__GIVEN TASK__:
Print all records exactly, leaving nothing out.

┏━━

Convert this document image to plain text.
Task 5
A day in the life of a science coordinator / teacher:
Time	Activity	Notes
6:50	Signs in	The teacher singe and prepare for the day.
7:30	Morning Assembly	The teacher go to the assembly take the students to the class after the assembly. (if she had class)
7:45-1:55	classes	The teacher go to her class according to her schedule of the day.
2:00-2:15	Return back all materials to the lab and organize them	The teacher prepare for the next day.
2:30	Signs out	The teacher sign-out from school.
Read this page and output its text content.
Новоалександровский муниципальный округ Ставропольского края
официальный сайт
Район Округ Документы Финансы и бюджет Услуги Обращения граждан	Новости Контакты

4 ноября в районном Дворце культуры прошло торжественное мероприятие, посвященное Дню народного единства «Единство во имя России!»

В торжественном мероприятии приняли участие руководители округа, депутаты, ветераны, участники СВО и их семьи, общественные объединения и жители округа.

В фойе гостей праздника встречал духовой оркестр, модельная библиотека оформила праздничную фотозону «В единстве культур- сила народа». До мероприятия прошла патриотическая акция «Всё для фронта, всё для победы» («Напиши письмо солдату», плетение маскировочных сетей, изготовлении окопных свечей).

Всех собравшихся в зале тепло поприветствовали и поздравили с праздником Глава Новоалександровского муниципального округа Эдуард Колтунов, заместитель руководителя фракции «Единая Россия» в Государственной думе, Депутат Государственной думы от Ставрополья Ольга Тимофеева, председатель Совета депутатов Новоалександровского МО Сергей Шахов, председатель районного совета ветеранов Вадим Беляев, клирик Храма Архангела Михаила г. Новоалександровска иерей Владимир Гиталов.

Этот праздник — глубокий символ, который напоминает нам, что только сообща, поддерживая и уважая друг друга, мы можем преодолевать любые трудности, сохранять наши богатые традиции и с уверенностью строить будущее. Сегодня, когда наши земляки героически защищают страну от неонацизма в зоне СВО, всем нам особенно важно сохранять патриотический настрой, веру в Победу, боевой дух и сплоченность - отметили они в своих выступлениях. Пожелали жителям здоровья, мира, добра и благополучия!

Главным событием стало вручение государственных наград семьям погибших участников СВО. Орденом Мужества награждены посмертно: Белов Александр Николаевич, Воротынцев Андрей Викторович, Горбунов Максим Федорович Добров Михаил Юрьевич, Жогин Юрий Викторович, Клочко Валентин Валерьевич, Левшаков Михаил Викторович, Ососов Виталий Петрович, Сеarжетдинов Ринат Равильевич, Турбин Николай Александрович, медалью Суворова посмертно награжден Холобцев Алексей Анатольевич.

┗━━

__FULL ANSWER__:
Convert this document image to plain text.
Task 5
A day in the life of a science coordinator / teacher:
Time	Activity	Notes
6:50	Signs in	The teacher singe and prepare for the day.
7:30	Morning Assembly	The teacher go to the assembly take the students to the class after the assembly. (if she had class)
7:45-1:55	classes	The teacher go to her class according to her schedule of the day.
2:00-2:15	Return back all materials to the lab and organize them	The teacher prepare for the next day.
2:30	Signs out	The teacher sign-out from school.
Read this page and output its text content.
Новоалександровский муниципальный округ Ставропольского края
официальный сайт
Район Округ Документы Финансы и бюджет Услуги Обращения граждан	Новости Контакты

4 ноября в районном Дворце культуры прошло торжественное мероприятие, посвященное Дню народного единства «Единство во имя России!»

В торжественном мероприятии приняли участие руководители округа, депутаты, ветераны, участники СВО и их семьи, общественные объединения и жители округа.

В фойе гостей праздника встречал духовой оркестр, модельная библиотека оформила праздничную фотозону «В единстве культур- сила народа». До мероприятия прошла патриотическая акция «Всё для фронта, всё для победы» («Напиши письмо солдату», плетение маскировочных сетей, изготовлении окопных свечей).

Всех собравшихся в зале тепло поприветствовали и поздравили с праздником Глава Новоалександровского муниципального округа Эдуард Колтунов, заместитель руководителя фракции «Единая Россия» в Государственной думе, Депутат Государственной думы от Ставрополья Ольга Тимофеева, председатель Совета депутатов Новоалександровского МО Сергей Шахов, председатель районного совета ветеранов Вадим Беляев, клирик Храма Архангела Михаила г. Новоалександровска иерей Владимир Гиталов.

Этот праздник — глубокий символ, который напоминает нам, что только сообща, поддерживая и уважая друг друга, мы можем преодолевать любые трудности, сохранять наши богатые традиции и с уверенностью строить будущее. Сегодня, когда наши земляки героически защищают страну от неонацизма в зоне СВО, всем нам особенно важно сохранять патриотический настрой, веру в Победу, боевой дух и сплоченность - отметили они в своих выступлениях. Пожелали жителям здоровья, мира, добра и благополучия!

Главным событием стало вручение государственных наград семьям погибших участников СВО. Орденом Мужества награждены посмертно: Белов Александр Николаевич, Воротынцев Андрей Викторович, Горбунов Максим Федорович Добров Михаил Юрьевич, Жогин Юрий Викторович, Клочко Валентин Валерьевич, Левшаков Михаил Викторович, Ососов Виталий Петрович, Сеarжетдинов Ринат Равильевич, Турбин Николай Александрович, медалью Суворова посмертно награжден Холобцев Алексей Анатольевич.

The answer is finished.